## START ITEMS
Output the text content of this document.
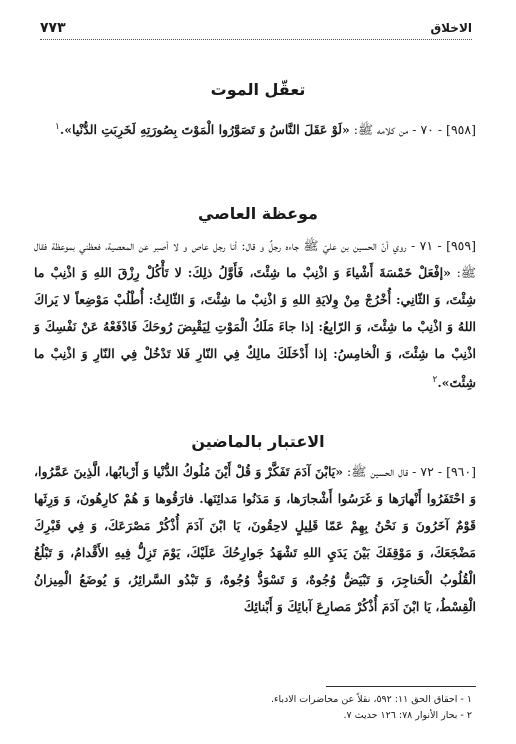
٧٧٣	الاخلاق
تعقّل الموت
[٩٥٨] - ٧٠ - من كلامه ﷺ: «لَوْ عَقَلَ النَّاسُ وَ تَصَوَّرُوا الْمَوْتَ بِصُورَتِهِ لَخَرِبَتِ الدُّنْيا».$^١$
موعظة العاصي
[٩٥٩] - ٧١ - روي أنّ الحسين بن عليّ ﷺ جاءه رجلٌ و قال: أنا رجل عاص و لا أصبر عن المعصية، فعظني بموعظة فقال ﷺ: «إفْعَلْ خَمْسَةَ أَشْياءَ وَ اذْنِبْ ما شِئْتَ، فَأَوَّلُ ذلِكَ: لا تَأْكُلْ رِزْقَ اللهِ وَ اذْنِبْ ما شِئْتَ، وَ الثّانِي: أُخْرُجْ مِنْ وِلايَةِ اللهِ وَ اذْنِبْ ما شِئْتَ، وَ الثّالِثُ: أُطْلُبْ مَوْضِعاً لا يَراكَ اللهُ وَ اذْنِبْ ما شِئْتَ، وَ الرّابِعُ: إذا جاءَ مَلَكُ الْمَوْتِ لِيَقْبِضَ رُوحَكَ فَادْفَعْهُ عَنْ نَفْسِكَ وَ اذْنِبْ ما شِئْتَ، وَ الْخامِسُ: إذا أَدْخَلَكَ مالِكٌ فِي النّارِ فَلا تَدْخُلْ فِي النّارِ وَ اذْنِبْ ما شِئْتَ».$^٢$
الاعتبار بالماضين
[٩٦٠] - ٧٢ - قال الحسين ﷺ: «يَابْنَ آدَمَ تَفَكَّرْ وَ قُلْ أَيْنَ مُلُوكُ الدُّنْيا وَ أَرْبابُها، الَّذِينَ عَمَّرُوا، وَ احْتَفَرُوا أَنْهارَها وَ غَرَسُوا أَشْجارَها، وَ مَدَنُوا مَدائِنَها. فارَقُوها وَ هُمْ كارِهُونَ، وَ وَرِثَها قَوْمٌ آخَرُونَ وَ نَحْنُ بِهِمْ عَمّا قَلِيلٍ لاحِقُونَ، يَا ابْنَ آدَمَ أُذْكُرْ مَصْرَعَكَ، وَ فِي قَبْرِكَ مَضْجَعَكَ، وَ مَوْقِفَكَ بَيْنَ يَدَيِ اللهِ تَشْهَدُ جَوارِحُكَ عَلَيْكَ، يَوْمَ تَزِلُّ فِيهِ الأَقْدامُ، وَ تَبْلُغُ الْقُلُوبُ الْحَناجِرَ، وَ تَبْيَضُّ وُجُوهٌ، وَ تَسْوَدُّ وُجُوهٌ، وَ تَبْدُو السَّرائِرُ، وَ يُوضَعُ الْمِيزانُ الْقِسْطُ، يَا ابْنَ آدَمَ أُذْكُرْ مَصارِعَ آبائِكَ وَ أَبْنائِكَ
١ - احقاق الحق ١١: ٥٩٢، نقلاً عن محاضرات الادباء.
٢ - بحار الأنوار ٧٨: ١٢٦ حديث ٧.
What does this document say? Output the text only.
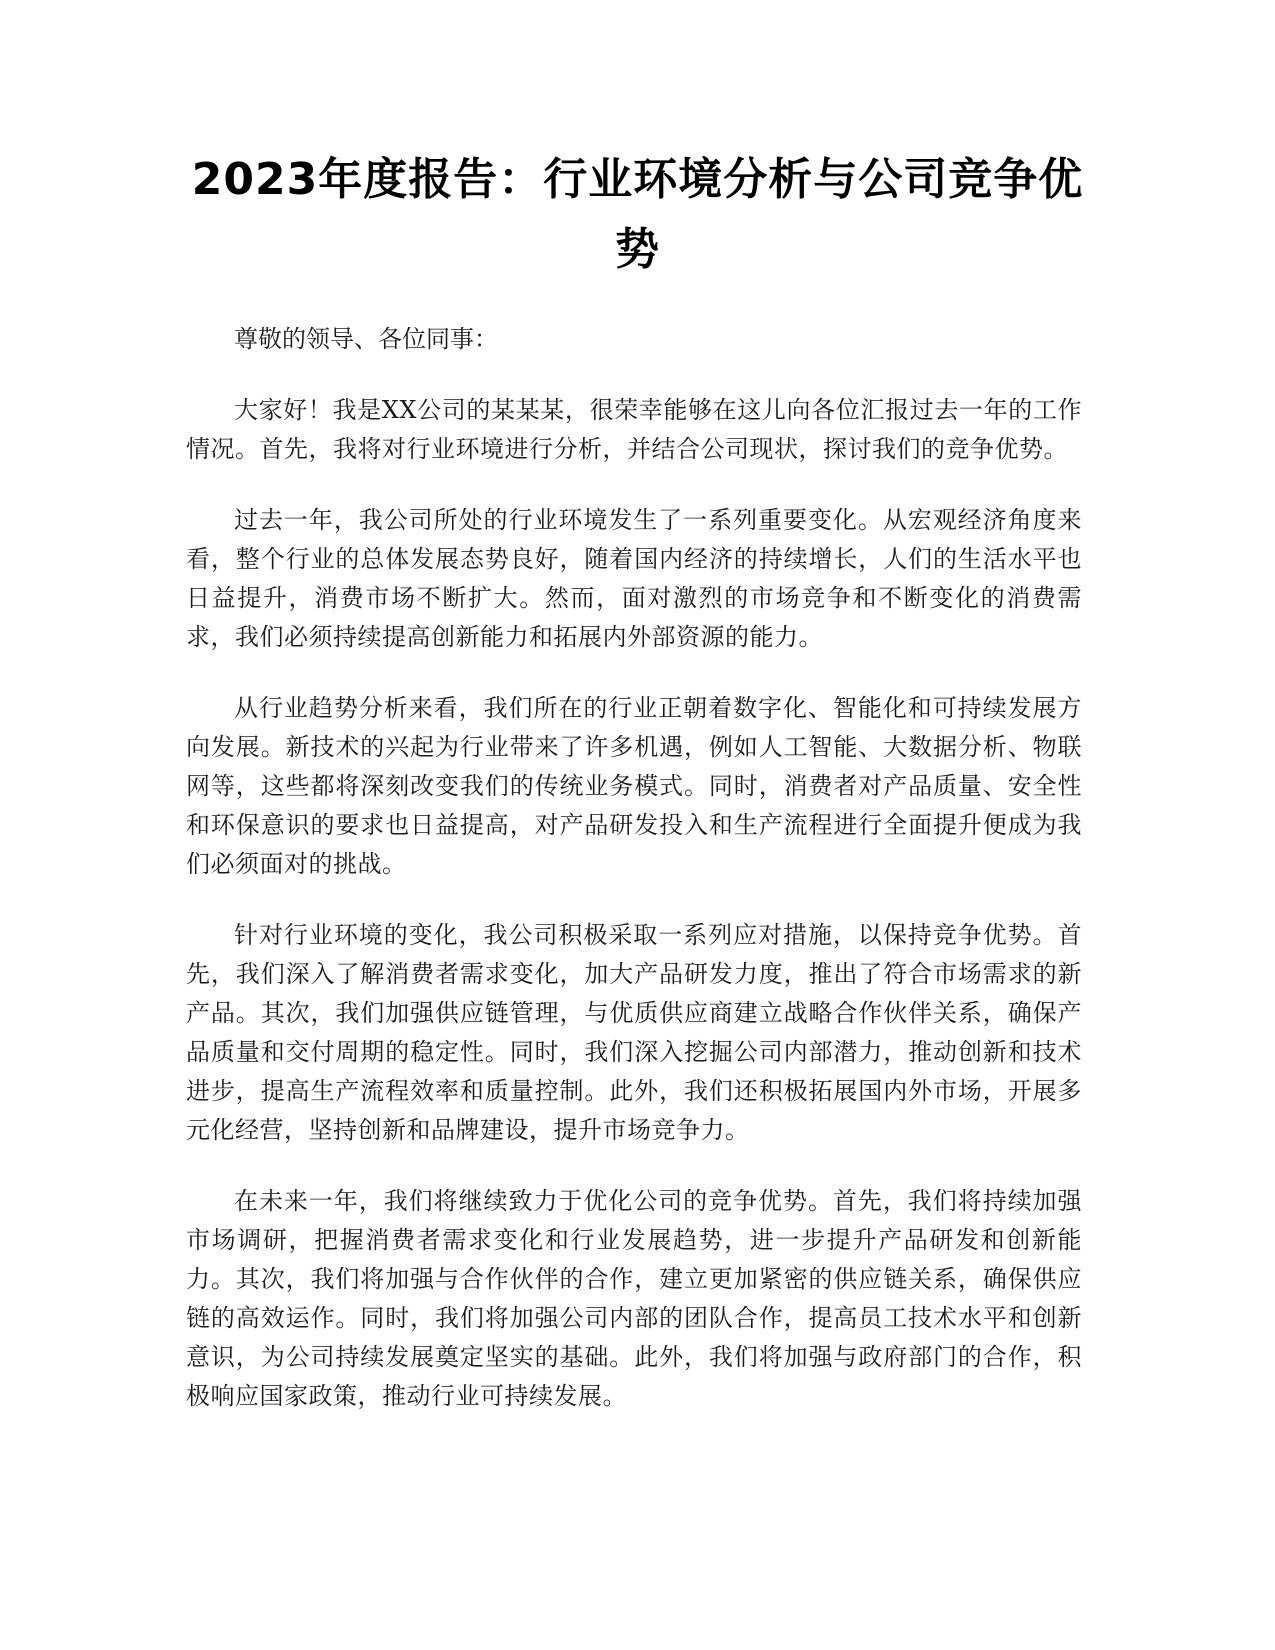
2023年度报告：行业环境分析与公司竞争优势

尊敬的领导、各位同事：

大家好！我是XX公司的某某某，很荣幸能够在这儿向各位汇报过去一年的工作情况。首先，我将对行业环境进行分析，并结合公司现状，探讨我们的竞争优势。

过去一年，我公司所处的行业环境发生了一系列重要变化。从宏观经济角度来看，整个行业的总体发展态势良好，随着国内经济的持续增长，人们的生活水平也日益提升，消费市场不断扩大。然而，面对激烈的市场竞争和不断变化的消费需求，我们必须持续提高创新能力和拓展内外部资源的能力。

从行业趋势分析来看，我们所在的行业正朝着数字化、智能化和可持续发展方向发展。新技术的兴起为行业带来了许多机遇，例如人工智能、大数据分析、物联网等，这些都将深刻改变我们的传统业务模式。同时，消费者对产品质量、安全性和环保意识的要求也日益提高，对产品研发投入和生产流程进行全面提升便成为我们必须面对的挑战。

针对行业环境的变化，我公司积极采取一系列应对措施，以保持竞争优势。首先，我们深入了解消费者需求变化，加大产品研发力度，推出了符合市场需求的新产品。其次，我们加强供应链管理，与优质供应商建立战略合作伙伴关系，确保产品质量和交付周期的稳定性。同时，我们深入挖掘公司内部潜力，推动创新和技术进步，提高生产流程效率和质量控制。此外，我们还积极拓展国内外市场，开展多元化经营，坚持创新和品牌建设，提升市场竞争力。

在未来一年，我们将继续致力于优化公司的竞争优势。首先，我们将持续加强市场调研，把握消费者需求变化和行业发展趋势，进一步提升产品研发和创新能力。其次，我们将加强与合作伙伴的合作，建立更加紧密的供应链关系，确保供应链的高效运作。同时，我们将加强公司内部的团队合作，提高员工技术水平和创新意识，为公司持续发展奠定坚实的基础。此外，我们将加强与政府部门的合作，积极响应国家政策，推动行业可持续发展。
## END ITEMS
*TO DO*. Restate every record exactly, please; do not copy the pictures.

*RESPONSE TO THIS EXERCISE*.
Output the text content of this document.
٧٧٣	الاخلاق
تعقّل الموت
[٩٥٨] - ٧٠ - من كلامه ﷺ: «لَوْ عَقَلَ النَّاسُ وَ تَصَوَّرُوا الْمَوْتَ بِصُورَتِهِ لَخَرِبَتِ الدُّنْيا».$^١$
موعظة العاصي
[٩٥٩] - ٧١ - روي أنّ الحسين بن عليّ ﷺ جاءه رجلٌ و قال: أنا رجل عاص و لا أصبر عن المعصية، فعظني بموعظة فقال ﷺ: «إفْعَلْ خَمْسَةَ أَشْياءَ وَ اذْنِبْ ما شِئْتَ، فَأَوَّلُ ذلِكَ: لا تَأْكُلْ رِزْقَ اللهِ وَ اذْنِبْ ما شِئْتَ، وَ الثّانِي: أُخْرُجْ مِنْ وِلايَةِ اللهِ وَ اذْنِبْ ما شِئْتَ، وَ الثّالِثُ: أُطْلُبْ مَوْضِعاً لا يَراكَ اللهُ وَ اذْنِبْ ما شِئْتَ، وَ الرّابِعُ: إذا جاءَ مَلَكُ الْمَوْتِ لِيَقْبِضَ رُوحَكَ فَادْفَعْهُ عَنْ نَفْسِكَ وَ اذْنِبْ ما شِئْتَ، وَ الْخامِسُ: إذا أَدْخَلَكَ مالِكٌ فِي النّارِ فَلا تَدْخُلْ فِي النّارِ وَ اذْنِبْ ما شِئْتَ».$^٢$
الاعتبار بالماضين
[٩٦٠] - ٧٢ - قال الحسين ﷺ: «يَابْنَ آدَمَ تَفَكَّرْ وَ قُلْ أَيْنَ مُلُوكُ الدُّنْيا وَ أَرْبابُها، الَّذِينَ عَمَّرُوا، وَ احْتَفَرُوا أَنْهارَها وَ غَرَسُوا أَشْجارَها، وَ مَدَنُوا مَدائِنَها. فارَقُوها وَ هُمْ كارِهُونَ، وَ وَرِثَها قَوْمٌ آخَرُونَ وَ نَحْنُ بِهِمْ عَمّا قَلِيلٍ لاحِقُونَ، يَا ابْنَ آدَمَ أُذْكُرْ مَصْرَعَكَ، وَ فِي قَبْرِكَ مَضْجَعَكَ، وَ مَوْقِفَكَ بَيْنَ يَدَيِ اللهِ تَشْهَدُ جَوارِحُكَ عَلَيْكَ، يَوْمَ تَزِلُّ فِيهِ الأَقْدامُ، وَ تَبْلُغُ الْقُلُوبُ الْحَناجِرَ، وَ تَبْيَضُّ وُجُوهٌ، وَ تَسْوَدُّ وُجُوهٌ، وَ تَبْدُو السَّرائِرُ، وَ يُوضَعُ الْمِيزانُ الْقِسْطُ، يَا ابْنَ آدَمَ أُذْكُرْ مَصارِعَ آبائِكَ وَ أَبْنائِكَ
١ - احقاق الحق ١١: ٥٩٢، نقلاً عن محاضرات الادباء.
٢ - بحار الأنوار ٧٨: ١٢٦ حديث ٧.
What does this document say? Output the text only.
2023年度报告：行业环境分析与公司竞争优势

尊敬的领导、各位同事：

大家好！我是XX公司的某某某，很荣幸能够在这儿向各位汇报过去一年的工作情况。首先，我将对行业环境进行分析，并结合公司现状，探讨我们的竞争优势。

过去一年，我公司所处的行业环境发生了一系列重要变化。从宏观经济角度来看，整个行业的总体发展态势良好，随着国内经济的持续增长，人们的生活水平也日益提升，消费市场不断扩大。然而，面对激烈的市场竞争和不断变化的消费需求，我们必须持续提高创新能力和拓展内外部资源的能力。

从行业趋势分析来看，我们所在的行业正朝着数字化、智能化和可持续发展方向发展。新技术的兴起为行业带来了许多机遇，例如人工智能、大数据分析、物联网等，这些都将深刻改变我们的传统业务模式。同时，消费者对产品质量、安全性和环保意识的要求也日益提高，对产品研发投入和生产流程进行全面提升便成为我们必须面对的挑战。

针对行业环境的变化，我公司积极采取一系列应对措施，以保持竞争优势。首先，我们深入了解消费者需求变化，加大产品研发力度，推出了符合市场需求的新产品。其次，我们加强供应链管理，与优质供应商建立战略合作伙伴关系，确保产品质量和交付周期的稳定性。同时，我们深入挖掘公司内部潜力，推动创新和技术进步，提高生产流程效率和质量控制。此外，我们还积极拓展国内外市场，开展多元化经营，坚持创新和品牌建设，提升市场竞争力。

在未来一年，我们将继续致力于优化公司的竞争优势。首先，我们将持续加强市场调研，把握消费者需求变化和行业发展趋势，进一步提升产品研发和创新能力。其次，我们将加强与合作伙伴的合作，建立更加紧密的供应链关系，确保供应链的高效运作。同时，我们将加强公司内部的团队合作，提高员工技术水平和创新意识，为公司持续发展奠定坚实的基础。此外，我们将加强与政府部门的合作，积极响应国家政策，推动行业可持续发展。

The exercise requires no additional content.